> Aim of the task
From the records below, pull each line that has "content".

> Given records
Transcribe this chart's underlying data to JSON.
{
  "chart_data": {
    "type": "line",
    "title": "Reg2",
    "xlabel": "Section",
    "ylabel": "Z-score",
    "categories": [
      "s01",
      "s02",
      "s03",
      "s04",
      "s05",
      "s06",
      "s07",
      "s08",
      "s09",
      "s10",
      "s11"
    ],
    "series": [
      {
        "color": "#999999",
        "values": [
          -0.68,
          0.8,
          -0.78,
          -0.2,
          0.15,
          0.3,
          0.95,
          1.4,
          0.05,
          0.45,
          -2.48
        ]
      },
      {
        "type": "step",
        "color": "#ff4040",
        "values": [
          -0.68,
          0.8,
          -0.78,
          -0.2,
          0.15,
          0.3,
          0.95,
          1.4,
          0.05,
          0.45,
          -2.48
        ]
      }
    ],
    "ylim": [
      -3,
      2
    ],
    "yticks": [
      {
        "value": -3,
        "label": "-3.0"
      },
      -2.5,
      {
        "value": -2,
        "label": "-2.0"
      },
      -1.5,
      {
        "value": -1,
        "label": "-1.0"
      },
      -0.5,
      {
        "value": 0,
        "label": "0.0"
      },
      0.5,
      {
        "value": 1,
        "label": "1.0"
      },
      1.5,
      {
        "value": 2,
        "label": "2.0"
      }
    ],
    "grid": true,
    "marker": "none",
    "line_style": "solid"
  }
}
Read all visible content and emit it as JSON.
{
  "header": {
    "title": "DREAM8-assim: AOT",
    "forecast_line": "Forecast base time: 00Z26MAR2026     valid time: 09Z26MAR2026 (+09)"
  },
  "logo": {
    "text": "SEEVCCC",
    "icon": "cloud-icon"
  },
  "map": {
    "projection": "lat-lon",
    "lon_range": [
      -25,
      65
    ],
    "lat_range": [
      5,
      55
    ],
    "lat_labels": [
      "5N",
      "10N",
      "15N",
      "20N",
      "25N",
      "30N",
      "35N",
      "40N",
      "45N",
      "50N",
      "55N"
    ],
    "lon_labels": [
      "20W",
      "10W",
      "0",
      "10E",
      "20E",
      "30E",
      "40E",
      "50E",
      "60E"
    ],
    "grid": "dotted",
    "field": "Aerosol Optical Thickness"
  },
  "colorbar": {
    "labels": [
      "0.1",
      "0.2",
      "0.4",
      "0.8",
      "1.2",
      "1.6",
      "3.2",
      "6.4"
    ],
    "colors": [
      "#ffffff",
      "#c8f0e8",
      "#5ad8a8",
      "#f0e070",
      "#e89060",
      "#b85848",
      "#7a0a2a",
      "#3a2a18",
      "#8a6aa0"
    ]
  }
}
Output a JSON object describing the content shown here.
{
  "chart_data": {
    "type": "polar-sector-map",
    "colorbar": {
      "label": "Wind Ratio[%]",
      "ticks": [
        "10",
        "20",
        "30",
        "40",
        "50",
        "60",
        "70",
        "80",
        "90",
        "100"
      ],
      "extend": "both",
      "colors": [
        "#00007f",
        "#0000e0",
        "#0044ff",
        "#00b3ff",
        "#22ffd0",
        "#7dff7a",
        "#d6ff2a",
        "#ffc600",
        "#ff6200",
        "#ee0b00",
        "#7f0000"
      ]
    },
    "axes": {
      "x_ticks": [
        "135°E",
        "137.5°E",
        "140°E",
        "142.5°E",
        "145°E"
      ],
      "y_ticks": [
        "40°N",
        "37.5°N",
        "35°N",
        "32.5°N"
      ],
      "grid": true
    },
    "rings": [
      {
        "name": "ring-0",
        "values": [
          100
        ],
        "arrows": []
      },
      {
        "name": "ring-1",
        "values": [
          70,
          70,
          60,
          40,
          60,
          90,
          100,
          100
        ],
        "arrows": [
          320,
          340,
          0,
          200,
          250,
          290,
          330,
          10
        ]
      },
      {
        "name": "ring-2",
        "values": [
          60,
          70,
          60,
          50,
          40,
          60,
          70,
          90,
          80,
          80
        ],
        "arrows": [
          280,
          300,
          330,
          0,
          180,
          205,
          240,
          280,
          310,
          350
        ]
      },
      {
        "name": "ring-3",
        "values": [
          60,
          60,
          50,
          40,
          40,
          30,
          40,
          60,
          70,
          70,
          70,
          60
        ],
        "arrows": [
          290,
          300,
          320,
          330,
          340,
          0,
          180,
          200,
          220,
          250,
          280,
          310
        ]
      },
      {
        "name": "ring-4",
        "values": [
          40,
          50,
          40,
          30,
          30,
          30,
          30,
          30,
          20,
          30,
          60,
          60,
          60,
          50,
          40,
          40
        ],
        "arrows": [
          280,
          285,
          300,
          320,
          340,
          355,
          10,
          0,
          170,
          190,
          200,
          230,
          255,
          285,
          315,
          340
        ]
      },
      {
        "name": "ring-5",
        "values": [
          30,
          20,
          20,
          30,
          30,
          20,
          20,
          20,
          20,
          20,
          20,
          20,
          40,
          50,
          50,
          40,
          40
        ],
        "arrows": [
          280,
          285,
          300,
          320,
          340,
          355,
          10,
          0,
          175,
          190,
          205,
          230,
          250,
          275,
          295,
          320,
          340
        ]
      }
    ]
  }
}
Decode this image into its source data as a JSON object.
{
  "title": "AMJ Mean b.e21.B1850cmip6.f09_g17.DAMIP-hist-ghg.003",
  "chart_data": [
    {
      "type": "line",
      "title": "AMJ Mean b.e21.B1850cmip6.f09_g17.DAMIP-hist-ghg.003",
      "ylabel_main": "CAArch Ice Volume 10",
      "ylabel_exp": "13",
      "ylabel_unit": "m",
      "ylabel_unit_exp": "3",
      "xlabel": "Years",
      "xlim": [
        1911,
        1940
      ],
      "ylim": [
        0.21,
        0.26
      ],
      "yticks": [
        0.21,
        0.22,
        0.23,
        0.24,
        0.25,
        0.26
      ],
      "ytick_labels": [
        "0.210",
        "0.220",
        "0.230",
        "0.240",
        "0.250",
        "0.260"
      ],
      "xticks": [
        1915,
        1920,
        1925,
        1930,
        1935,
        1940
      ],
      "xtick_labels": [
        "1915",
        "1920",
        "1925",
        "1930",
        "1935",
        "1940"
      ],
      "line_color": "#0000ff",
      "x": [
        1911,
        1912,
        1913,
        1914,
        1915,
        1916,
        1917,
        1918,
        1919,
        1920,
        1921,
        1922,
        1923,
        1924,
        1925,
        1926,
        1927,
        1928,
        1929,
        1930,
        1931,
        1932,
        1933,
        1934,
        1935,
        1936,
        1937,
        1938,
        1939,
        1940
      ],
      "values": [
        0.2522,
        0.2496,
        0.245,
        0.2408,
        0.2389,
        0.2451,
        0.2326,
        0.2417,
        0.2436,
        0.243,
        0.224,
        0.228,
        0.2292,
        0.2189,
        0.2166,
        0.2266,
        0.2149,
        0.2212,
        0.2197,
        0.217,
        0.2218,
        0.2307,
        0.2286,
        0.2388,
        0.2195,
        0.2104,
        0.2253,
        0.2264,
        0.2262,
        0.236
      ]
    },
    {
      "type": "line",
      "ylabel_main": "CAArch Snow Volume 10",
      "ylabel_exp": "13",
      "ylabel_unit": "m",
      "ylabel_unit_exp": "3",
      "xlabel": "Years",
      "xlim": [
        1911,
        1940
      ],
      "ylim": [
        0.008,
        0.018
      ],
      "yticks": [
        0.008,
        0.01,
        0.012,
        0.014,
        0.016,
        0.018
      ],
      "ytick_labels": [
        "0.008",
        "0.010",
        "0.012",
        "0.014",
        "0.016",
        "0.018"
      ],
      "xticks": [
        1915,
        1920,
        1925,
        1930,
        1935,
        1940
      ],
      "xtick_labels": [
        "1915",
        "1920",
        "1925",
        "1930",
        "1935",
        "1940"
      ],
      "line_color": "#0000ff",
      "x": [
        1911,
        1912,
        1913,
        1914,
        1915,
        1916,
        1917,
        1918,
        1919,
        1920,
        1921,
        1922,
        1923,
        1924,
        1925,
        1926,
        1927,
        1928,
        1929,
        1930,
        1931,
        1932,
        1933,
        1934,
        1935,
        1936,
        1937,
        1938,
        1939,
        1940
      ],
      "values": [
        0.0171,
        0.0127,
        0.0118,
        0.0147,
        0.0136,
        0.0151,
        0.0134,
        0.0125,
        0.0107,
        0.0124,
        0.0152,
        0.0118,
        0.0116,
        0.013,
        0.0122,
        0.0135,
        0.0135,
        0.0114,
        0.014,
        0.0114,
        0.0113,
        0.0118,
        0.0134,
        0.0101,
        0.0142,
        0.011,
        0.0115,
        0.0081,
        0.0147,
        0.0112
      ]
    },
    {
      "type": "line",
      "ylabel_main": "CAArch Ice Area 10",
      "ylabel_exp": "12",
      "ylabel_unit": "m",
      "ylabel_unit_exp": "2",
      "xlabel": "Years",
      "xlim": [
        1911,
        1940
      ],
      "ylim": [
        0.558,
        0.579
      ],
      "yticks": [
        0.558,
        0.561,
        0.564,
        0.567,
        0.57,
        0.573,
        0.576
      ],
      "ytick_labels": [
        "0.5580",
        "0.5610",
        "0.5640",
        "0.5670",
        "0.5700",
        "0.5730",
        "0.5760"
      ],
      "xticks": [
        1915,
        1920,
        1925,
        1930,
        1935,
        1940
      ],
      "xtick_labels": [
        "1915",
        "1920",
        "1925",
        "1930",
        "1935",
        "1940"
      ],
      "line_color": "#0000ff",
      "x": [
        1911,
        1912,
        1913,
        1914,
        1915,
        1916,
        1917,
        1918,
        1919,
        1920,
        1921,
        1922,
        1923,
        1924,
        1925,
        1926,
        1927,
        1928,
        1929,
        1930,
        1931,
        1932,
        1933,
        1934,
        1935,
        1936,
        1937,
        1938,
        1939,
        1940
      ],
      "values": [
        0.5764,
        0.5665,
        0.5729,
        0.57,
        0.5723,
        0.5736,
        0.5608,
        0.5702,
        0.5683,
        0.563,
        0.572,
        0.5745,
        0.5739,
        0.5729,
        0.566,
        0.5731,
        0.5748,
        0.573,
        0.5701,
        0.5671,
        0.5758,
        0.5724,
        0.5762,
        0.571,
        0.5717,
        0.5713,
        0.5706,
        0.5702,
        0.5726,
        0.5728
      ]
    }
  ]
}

> Answer
Read all visible content and emit it as JSON.
Output a JSON object describing the content shown here.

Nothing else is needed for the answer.